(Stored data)
===============

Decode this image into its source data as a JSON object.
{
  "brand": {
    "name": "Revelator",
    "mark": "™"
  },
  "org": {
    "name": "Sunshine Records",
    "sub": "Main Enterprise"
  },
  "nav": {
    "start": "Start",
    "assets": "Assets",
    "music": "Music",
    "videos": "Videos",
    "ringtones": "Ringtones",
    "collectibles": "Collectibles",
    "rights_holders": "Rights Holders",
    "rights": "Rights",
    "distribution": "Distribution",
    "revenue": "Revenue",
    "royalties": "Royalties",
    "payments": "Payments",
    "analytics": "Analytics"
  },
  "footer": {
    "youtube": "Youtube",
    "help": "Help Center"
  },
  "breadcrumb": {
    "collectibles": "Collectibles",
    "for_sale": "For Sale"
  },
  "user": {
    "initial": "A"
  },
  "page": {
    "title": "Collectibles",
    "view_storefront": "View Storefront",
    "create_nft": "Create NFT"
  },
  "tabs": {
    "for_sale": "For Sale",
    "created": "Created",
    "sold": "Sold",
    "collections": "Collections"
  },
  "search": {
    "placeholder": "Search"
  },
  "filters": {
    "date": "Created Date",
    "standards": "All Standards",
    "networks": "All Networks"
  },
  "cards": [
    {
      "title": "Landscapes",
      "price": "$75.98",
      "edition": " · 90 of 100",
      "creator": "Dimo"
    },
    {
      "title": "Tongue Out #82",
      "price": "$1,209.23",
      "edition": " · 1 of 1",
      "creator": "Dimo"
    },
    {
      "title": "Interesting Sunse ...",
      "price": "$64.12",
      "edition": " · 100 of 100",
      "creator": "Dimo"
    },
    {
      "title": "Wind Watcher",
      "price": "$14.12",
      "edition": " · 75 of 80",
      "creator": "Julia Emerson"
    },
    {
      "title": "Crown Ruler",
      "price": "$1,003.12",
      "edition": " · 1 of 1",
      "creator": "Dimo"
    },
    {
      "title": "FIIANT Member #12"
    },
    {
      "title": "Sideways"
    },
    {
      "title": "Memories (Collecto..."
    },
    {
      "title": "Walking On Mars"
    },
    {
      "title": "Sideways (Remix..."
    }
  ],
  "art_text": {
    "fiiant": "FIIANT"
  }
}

===============

### YOUR OBJECTIVE
All of the entries above should be written out again exactly.

### FINAL RESULT
Decode this image into its source data as a JSON object.
{
  "brand": {
    "name": "Revelator",
    "mark": "™"
  },
  "org": {
    "name": "Sunshine Records",
    "sub": "Main Enterprise"
  },
  "nav": {
    "start": "Start",
    "assets": "Assets",
    "music": "Music",
    "videos": "Videos",
    "ringtones": "Ringtones",
    "collectibles": "Collectibles",
    "rights_holders": "Rights Holders",
    "rights": "Rights",
    "distribution": "Distribution",
    "revenue": "Revenue",
    "royalties": "Royalties",
    "payments": "Payments",
    "analytics": "Analytics"
  },
  "footer": {
    "youtube": "Youtube",
    "help": "Help Center"
  },
  "breadcrumb": {
    "collectibles": "Collectibles",
    "for_sale": "For Sale"
  },
  "user": {
    "initial": "A"
  },
  "page": {
    "title": "Collectibles",
    "view_storefront": "View Storefront",
    "create_nft": "Create NFT"
  },
  "tabs": {
    "for_sale": "For Sale",
    "created": "Created",
    "sold": "Sold",
    "collections": "Collections"
  },
  "search": {
    "placeholder": "Search"
  },
  "filters": {
    "date": "Created Date",
    "standards": "All Standards",
    "networks": "All Networks"
  },
  "cards": [
    {
      "title": "Landscapes",
      "price": "$75.98",
      "edition": " · 90 of 100",
      "creator": "Dimo"
    },
    {
      "title": "Tongue Out #82",
      "price": "$1,209.23",
      "edition": " · 1 of 1",
      "creator": "Dimo"
    },
    {
      "title": "Interesting Sunse ...",
      "price": "$64.12",
      "edition": " · 100 of 100",
      "creator": "Dimo"
    },
    {
      "title": "Wind Watcher",
      "price": "$14.12",
      "edition": " · 75 of 80",
      "creator": "Julia Emerson"
    },
    {
      "title": "Crown Ruler",
      "price": "$1,003.12",
      "edition": " · 1 of 1",
      "creator": "Dimo"
    },
    {
      "title": "FIIANT Member #12"
    },
    {
      "title": "Sideways"
    },
    {
      "title": "Memories (Collecto..."
    },
    {
      "title": "Walking On Mars"
    },
    {
      "title": "Sideways (Remix..."
    }
  ],
  "art_text": {
    "fiiant": "FIIANT"
  }
}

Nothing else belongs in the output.